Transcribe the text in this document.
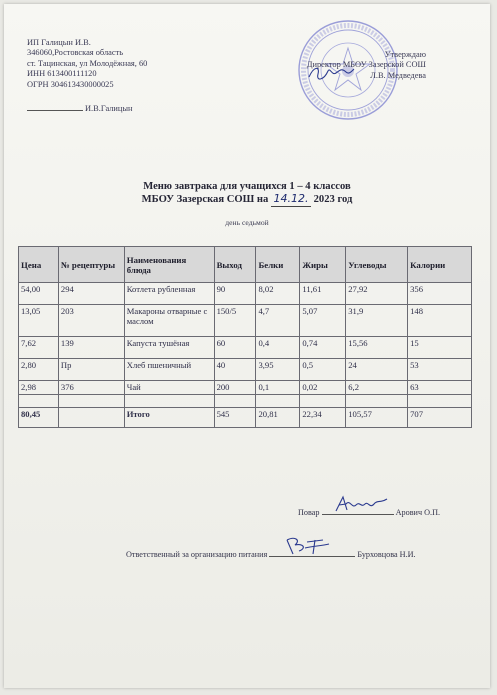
ИП Галицын И.В.
346060,Ростовская область
ст. Тацинская, ул Молодёжная, 60
ИНН 613400111120
ОГРН 304613430000025
И.В.Галицын
Утверждаю
Директор МБОУ Зазерской СОШ
Л.В. Медведева
Меню завтрака для учащихся 1 – 4 классов
МБОУ Зазерская СОШ на 14.12. 2023 год
день седьмой
Цена	№ рецептуры	Наименования блюда	Выход	Белки	Жиры	Углеводы	Калории
54,00	294	Котлета рубленная	90	8,02	11,61	27,92	356
13,05	203	Макароны отварные с маслом	150/5	4,7	5,07	31,9	148
7,62	139	Капуста тушёная	60	0,4	0,74	15,56	15
2,80	Пр	Хлеб пшеничный	40	3,95	0,5	24	53
2,98	376	Чай	200	0,1	0,02	6,2	63

80,45		Итого	545	20,81	22,34	105,57	707
Повар	Арович О.П.
Ответственный за организацию питания	Бурховцова Н.И.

WHAT YOU HAVE TO DO.
Restate the whole of the material word for word without the pictures.

RESPONSE.
Transcribe the text in this document.
ИП Галицын И.В.
346060,Ростовская область
ст. Тацинская, ул Молодёжная, 60
ИНН 613400111120
ОГРН 304613430000025
И.В.Галицын
Утверждаю
Директор МБОУ Зазерской СОШ
Л.В. Медведева
Меню завтрака для учащихся 1 – 4 классов
МБОУ Зазерская СОШ на 14.12. 2023 год
день седьмой
Цена	№ рецептуры	Наименования блюда	Выход	Белки	Жиры	Углеводы	Калории
54,00	294	Котлета рубленная	90	8,02	11,61	27,92	356
13,05	203	Макароны отварные с маслом	150/5	4,7	5,07	31,9	148
7,62	139	Капуста тушёная	60	0,4	0,74	15,56	15
2,80	Пр	Хлеб пшеничный	40	3,95	0,5	24	53
2,98	376	Чай	200	0,1	0,02	6,2	63

80,45		Итого	545	20,81	22,34	105,57	707
Повар	Арович О.П.
Ответственный за организацию питания	Бурховцова Н.И.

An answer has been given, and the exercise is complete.